Given task — Check each line of the records below for the word "color" and copy those where it appears.
[start]
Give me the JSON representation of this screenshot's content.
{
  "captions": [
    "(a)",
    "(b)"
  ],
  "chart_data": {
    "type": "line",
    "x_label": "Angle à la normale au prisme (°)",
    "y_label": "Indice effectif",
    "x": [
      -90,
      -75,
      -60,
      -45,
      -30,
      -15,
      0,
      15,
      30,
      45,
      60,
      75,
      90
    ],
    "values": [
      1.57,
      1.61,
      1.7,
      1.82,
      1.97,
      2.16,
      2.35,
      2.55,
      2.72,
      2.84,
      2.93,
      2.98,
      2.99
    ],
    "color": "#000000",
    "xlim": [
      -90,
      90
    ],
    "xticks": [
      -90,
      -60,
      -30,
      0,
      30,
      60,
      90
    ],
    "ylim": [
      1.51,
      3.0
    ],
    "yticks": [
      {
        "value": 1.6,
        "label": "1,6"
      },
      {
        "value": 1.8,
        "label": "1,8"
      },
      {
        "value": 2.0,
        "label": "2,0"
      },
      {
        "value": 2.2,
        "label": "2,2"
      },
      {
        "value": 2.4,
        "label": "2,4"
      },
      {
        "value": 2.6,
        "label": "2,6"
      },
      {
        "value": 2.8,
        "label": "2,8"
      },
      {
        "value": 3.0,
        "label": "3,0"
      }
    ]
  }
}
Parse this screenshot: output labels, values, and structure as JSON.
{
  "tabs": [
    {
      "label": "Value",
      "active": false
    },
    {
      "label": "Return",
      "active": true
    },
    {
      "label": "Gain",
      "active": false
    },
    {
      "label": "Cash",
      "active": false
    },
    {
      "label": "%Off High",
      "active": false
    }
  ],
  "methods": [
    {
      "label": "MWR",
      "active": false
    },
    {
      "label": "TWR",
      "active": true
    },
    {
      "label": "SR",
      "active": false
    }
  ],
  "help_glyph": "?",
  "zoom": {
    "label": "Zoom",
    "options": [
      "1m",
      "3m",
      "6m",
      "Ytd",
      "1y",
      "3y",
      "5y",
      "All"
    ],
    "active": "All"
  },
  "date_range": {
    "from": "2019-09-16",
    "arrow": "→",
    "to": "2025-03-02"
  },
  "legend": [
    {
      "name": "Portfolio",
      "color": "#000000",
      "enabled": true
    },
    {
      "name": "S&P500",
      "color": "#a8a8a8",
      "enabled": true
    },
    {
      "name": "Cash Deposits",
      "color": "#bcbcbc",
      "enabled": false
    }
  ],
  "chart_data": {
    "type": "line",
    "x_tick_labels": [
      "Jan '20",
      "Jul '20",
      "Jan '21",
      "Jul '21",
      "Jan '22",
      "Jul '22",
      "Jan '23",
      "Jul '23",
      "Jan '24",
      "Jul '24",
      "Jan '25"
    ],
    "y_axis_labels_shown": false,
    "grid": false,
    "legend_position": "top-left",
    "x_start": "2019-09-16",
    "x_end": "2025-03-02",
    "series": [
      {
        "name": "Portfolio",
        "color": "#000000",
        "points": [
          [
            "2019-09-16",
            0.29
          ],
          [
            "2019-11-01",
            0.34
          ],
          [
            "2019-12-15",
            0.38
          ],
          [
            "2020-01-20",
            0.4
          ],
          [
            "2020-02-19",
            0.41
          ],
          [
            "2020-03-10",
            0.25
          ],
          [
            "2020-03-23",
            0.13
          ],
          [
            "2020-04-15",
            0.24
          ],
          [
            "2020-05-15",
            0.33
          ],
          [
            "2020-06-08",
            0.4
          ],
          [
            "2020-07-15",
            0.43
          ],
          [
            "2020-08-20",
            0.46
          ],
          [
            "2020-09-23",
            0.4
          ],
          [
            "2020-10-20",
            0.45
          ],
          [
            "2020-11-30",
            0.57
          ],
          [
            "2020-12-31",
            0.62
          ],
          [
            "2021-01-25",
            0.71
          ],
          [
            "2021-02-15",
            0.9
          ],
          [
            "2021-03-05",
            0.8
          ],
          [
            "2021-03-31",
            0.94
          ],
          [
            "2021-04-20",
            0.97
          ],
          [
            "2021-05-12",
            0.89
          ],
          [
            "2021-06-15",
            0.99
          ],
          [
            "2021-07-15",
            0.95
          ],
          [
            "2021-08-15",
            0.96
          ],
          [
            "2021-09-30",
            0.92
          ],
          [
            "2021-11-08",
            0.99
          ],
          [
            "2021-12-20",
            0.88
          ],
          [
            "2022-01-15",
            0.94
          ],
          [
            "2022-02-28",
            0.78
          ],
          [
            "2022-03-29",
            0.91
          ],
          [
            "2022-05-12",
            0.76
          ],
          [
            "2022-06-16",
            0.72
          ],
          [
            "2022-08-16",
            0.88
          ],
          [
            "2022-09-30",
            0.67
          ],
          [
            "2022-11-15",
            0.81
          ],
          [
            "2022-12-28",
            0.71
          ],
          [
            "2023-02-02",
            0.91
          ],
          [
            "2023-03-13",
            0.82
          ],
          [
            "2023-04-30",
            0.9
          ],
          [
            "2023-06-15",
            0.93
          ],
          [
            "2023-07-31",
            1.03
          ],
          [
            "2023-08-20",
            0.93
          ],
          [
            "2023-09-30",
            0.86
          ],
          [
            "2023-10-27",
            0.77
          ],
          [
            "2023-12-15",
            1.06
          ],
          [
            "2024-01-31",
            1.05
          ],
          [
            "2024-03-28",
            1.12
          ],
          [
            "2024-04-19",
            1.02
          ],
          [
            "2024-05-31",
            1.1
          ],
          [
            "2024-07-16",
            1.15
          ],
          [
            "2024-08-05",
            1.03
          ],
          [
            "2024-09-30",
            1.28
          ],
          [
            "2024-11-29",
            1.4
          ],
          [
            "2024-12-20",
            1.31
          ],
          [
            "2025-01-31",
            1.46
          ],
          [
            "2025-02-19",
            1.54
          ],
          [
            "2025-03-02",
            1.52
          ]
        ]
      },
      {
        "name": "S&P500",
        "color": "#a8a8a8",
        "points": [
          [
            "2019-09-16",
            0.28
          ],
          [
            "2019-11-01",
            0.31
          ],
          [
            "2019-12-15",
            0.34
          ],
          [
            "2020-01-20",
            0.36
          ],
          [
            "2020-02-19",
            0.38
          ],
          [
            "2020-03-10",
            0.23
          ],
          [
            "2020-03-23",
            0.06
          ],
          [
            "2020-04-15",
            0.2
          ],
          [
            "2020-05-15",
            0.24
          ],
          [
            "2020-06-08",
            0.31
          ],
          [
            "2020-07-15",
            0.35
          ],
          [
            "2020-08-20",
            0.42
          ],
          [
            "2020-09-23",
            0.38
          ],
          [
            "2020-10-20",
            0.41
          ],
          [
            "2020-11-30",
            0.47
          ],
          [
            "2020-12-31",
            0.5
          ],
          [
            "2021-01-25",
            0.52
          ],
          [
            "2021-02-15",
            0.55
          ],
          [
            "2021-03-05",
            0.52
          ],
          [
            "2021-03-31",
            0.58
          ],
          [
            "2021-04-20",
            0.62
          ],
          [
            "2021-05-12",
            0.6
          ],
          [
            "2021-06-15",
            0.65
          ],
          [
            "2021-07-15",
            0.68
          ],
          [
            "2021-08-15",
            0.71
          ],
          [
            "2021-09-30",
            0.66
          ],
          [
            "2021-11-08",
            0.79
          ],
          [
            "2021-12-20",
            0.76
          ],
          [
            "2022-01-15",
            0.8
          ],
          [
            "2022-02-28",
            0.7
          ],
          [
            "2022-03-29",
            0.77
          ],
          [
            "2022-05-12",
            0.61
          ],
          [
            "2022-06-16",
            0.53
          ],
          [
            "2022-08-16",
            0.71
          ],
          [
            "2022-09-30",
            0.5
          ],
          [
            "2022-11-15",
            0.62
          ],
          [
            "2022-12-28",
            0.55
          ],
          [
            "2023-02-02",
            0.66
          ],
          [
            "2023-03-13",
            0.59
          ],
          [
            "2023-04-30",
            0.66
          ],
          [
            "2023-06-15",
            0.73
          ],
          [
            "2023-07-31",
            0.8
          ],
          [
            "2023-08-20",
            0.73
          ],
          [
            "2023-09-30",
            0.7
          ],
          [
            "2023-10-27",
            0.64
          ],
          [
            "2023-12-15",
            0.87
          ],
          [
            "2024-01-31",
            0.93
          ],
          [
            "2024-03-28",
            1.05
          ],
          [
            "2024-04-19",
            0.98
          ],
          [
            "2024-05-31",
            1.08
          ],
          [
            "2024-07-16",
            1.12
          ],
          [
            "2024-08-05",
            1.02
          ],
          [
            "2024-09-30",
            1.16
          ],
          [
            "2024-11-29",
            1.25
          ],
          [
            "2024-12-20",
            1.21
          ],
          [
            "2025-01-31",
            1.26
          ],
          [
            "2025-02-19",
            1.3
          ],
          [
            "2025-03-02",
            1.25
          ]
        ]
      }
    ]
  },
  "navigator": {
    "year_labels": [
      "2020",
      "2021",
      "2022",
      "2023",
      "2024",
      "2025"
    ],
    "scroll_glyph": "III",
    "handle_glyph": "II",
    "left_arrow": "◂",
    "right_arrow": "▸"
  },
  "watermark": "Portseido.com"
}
[end]
Finished task —
    "color": "#000000",
      "color": "#000000",
      "color": "#a8a8a8",
      "color": "#bcbcbc",
        "color": "#000000",
        "color": "#a8a8a8",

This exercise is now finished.